(What this task involves): Copy out, word for word, the lines of the material from the line with "section-title: Dodatkowe informacje" up to and including the line with "radio-label: Jestem zatrudniony".

________

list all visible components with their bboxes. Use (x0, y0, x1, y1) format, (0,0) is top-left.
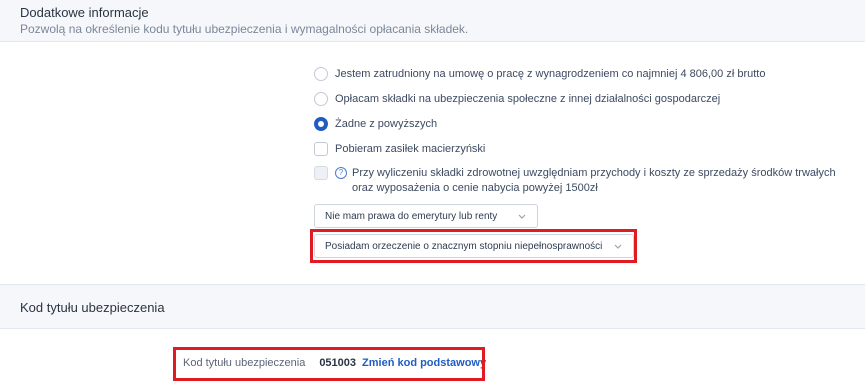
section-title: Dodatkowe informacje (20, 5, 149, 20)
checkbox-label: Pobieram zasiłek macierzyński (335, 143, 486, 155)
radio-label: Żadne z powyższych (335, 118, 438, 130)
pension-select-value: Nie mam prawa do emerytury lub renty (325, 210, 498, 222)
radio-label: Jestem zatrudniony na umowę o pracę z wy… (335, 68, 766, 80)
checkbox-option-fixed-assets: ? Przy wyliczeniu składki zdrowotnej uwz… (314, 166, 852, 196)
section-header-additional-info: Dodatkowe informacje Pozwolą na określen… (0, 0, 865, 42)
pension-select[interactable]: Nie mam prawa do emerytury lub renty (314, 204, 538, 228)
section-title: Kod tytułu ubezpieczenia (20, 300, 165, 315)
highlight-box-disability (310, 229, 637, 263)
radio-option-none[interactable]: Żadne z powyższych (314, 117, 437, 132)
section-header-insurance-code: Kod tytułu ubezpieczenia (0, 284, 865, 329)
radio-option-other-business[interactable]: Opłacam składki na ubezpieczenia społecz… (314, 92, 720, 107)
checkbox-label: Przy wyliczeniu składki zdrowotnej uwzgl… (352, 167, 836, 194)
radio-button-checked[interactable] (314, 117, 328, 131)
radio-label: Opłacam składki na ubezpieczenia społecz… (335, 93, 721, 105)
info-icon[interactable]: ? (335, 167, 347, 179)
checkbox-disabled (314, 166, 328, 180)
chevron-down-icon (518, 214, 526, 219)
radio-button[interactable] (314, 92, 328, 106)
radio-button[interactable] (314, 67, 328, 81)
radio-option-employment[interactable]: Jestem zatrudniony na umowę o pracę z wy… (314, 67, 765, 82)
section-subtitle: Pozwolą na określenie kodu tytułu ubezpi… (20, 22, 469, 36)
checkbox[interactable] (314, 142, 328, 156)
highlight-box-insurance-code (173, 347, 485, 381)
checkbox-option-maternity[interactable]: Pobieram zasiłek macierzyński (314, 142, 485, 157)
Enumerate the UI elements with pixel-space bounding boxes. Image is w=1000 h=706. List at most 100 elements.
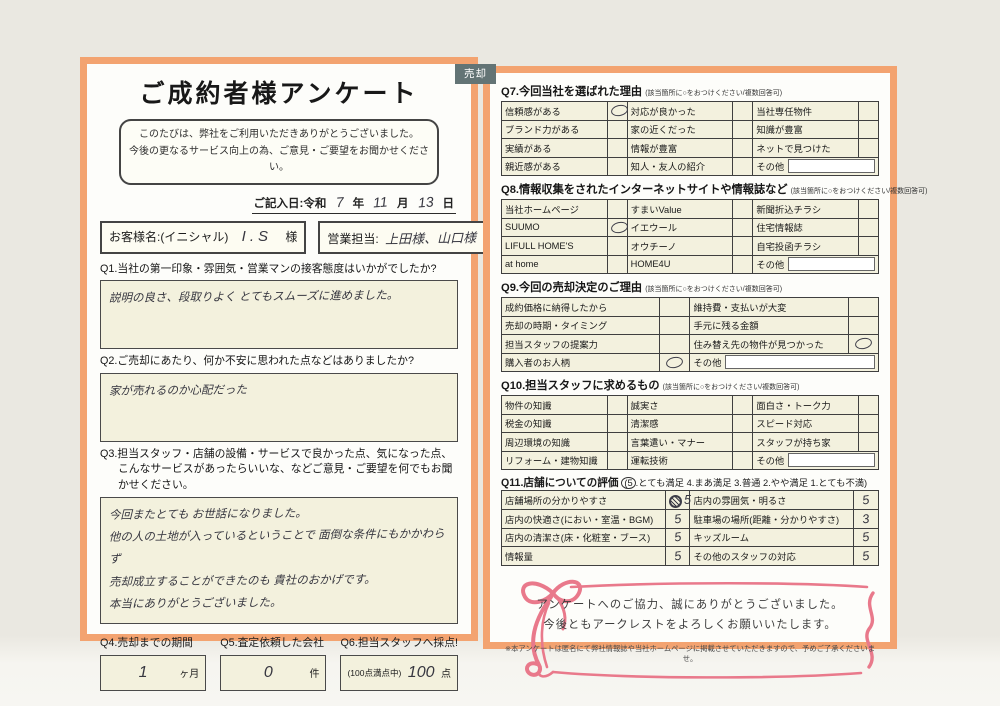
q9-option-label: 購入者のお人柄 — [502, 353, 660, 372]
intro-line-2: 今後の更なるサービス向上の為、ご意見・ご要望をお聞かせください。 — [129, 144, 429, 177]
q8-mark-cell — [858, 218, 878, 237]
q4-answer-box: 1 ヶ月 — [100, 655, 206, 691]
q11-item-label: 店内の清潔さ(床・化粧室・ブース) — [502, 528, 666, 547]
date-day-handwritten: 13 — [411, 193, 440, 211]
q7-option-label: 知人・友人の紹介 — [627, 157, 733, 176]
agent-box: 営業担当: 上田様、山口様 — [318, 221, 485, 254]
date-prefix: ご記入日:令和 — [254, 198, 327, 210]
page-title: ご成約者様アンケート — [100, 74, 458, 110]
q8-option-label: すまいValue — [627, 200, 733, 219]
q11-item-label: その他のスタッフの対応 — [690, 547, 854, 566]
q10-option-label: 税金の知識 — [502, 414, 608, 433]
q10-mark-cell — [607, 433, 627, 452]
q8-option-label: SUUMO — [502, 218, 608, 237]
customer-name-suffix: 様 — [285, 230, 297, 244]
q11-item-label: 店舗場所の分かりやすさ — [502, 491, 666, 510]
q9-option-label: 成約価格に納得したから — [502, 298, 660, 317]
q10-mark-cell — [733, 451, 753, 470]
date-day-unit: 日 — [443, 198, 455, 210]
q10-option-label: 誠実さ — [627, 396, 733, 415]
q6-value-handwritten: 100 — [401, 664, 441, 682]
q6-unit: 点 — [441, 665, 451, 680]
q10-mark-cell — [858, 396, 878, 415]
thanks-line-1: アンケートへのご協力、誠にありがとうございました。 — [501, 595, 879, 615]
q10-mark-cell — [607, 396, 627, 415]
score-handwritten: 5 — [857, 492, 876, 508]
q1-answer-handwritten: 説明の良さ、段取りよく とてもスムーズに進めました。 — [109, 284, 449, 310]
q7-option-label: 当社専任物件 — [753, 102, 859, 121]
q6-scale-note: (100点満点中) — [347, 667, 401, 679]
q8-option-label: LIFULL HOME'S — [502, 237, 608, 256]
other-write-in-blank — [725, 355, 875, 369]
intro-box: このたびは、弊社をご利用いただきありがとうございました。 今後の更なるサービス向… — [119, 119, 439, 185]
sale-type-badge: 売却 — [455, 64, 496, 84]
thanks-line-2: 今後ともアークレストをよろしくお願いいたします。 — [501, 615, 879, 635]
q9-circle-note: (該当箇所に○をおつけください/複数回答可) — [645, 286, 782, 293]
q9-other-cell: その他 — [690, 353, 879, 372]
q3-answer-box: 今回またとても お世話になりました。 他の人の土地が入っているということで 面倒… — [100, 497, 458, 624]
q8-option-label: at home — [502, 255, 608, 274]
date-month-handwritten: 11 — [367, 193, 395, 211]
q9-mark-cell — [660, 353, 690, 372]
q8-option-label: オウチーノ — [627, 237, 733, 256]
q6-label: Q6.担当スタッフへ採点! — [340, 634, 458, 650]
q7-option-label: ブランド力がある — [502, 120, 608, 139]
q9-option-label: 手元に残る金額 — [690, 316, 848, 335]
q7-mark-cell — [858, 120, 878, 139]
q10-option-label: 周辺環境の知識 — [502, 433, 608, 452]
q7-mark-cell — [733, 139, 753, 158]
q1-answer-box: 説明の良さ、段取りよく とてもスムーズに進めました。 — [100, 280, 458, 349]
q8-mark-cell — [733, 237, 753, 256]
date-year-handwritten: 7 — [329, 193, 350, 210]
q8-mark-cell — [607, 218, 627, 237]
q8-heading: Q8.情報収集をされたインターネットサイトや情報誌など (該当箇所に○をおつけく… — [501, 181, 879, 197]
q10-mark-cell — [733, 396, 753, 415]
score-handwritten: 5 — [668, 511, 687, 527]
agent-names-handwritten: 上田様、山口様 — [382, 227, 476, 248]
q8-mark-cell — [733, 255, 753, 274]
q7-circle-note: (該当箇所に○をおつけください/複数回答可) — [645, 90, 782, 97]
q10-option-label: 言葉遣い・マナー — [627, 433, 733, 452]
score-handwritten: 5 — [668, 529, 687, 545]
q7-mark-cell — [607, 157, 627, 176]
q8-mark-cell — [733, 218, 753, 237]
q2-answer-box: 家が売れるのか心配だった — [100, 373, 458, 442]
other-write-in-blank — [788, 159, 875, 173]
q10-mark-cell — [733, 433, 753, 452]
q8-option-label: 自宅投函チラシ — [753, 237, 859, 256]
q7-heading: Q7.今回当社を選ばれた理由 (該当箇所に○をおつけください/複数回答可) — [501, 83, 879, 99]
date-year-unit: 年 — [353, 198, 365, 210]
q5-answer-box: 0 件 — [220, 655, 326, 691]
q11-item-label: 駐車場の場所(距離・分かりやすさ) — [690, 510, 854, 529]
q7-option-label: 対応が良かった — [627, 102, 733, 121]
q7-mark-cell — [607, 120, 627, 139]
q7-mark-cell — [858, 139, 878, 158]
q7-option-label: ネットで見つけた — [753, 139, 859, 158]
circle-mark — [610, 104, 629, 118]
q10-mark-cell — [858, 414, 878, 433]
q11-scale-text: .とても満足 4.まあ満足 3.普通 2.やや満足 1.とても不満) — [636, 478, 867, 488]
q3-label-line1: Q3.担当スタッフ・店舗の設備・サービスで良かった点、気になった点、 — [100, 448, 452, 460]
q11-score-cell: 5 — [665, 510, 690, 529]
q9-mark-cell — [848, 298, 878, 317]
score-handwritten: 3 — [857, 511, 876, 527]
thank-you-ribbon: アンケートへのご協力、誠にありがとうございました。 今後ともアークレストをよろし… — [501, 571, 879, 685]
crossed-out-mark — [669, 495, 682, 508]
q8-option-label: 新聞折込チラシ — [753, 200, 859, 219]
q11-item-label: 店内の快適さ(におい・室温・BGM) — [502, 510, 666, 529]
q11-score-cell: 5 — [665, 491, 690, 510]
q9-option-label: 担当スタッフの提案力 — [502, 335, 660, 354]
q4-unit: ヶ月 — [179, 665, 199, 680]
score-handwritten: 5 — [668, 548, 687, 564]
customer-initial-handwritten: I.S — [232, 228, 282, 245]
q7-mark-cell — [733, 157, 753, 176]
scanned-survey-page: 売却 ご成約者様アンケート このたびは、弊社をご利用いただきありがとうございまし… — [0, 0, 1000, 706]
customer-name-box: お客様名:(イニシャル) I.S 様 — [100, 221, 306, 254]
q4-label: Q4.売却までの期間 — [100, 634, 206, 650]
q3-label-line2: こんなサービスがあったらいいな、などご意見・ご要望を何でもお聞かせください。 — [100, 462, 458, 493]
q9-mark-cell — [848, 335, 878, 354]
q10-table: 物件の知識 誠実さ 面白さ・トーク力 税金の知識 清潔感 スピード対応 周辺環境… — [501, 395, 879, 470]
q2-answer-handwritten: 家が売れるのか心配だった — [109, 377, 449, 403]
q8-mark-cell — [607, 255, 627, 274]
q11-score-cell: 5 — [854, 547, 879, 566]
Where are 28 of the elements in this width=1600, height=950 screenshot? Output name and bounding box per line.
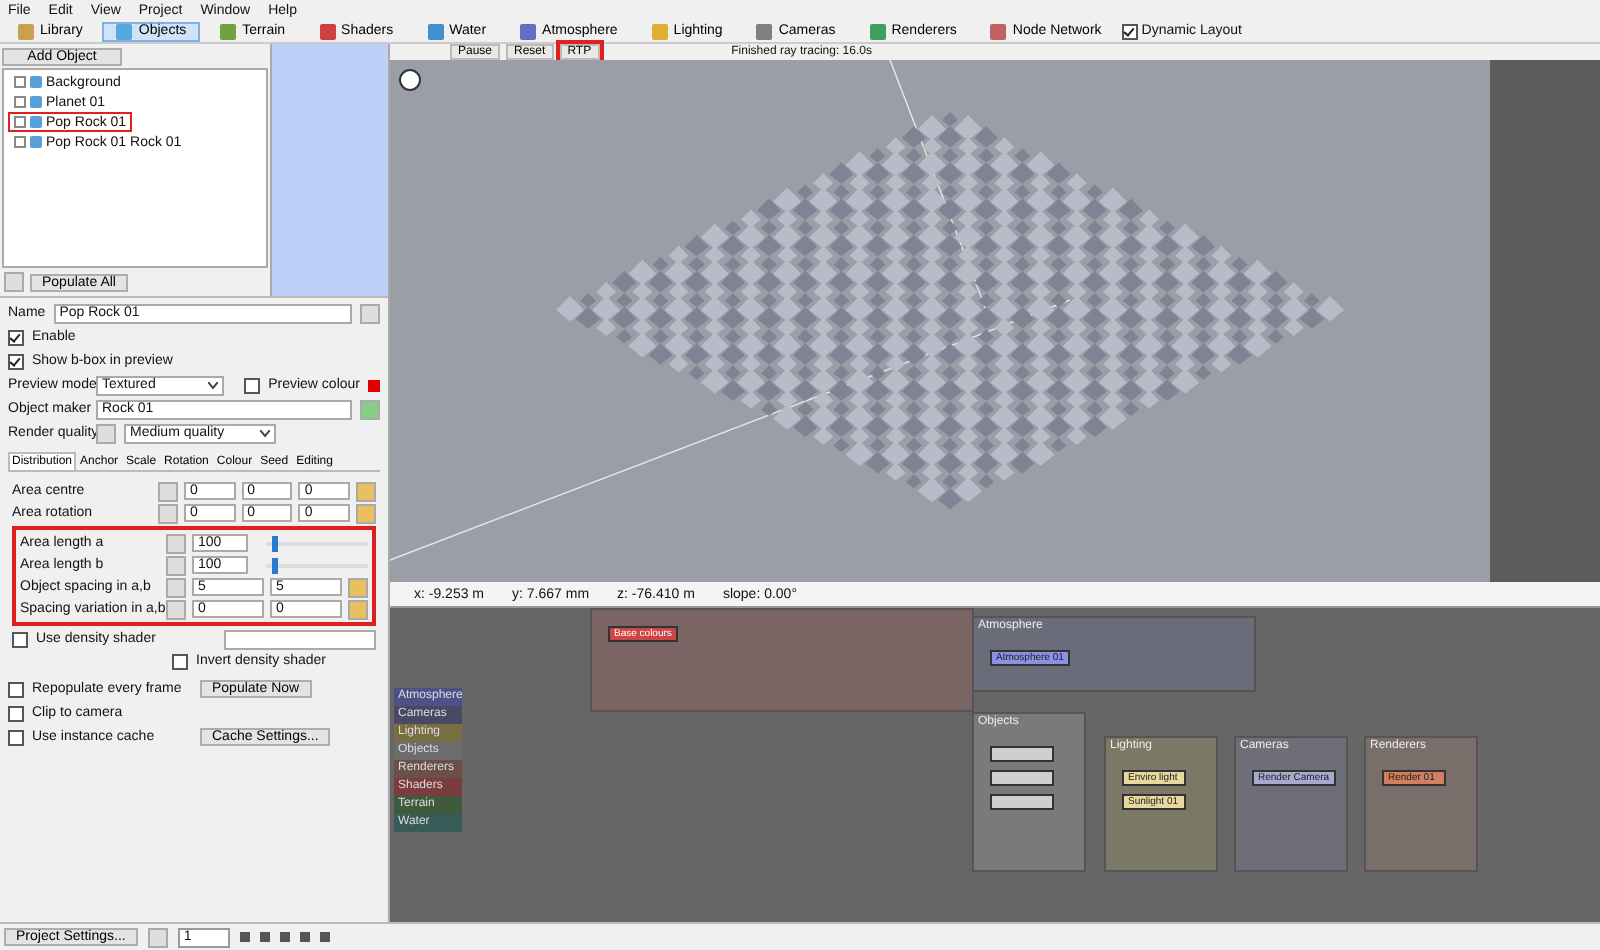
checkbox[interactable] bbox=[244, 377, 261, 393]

________

(Complete answer):
section-title: Dodatkowe informacje (20, 5, 149, 20)
checkbox-label: Pobieram zasiłek macierzyński (335, 143, 486, 155)
radio-label: Żadne z powyższych (335, 118, 438, 130)
pension-select-value: Nie mam prawa do emerytury lub renty (325, 210, 498, 222)
radio-label: Jestem zatrudniony na umowę o pracę z wy… (335, 68, 766, 80)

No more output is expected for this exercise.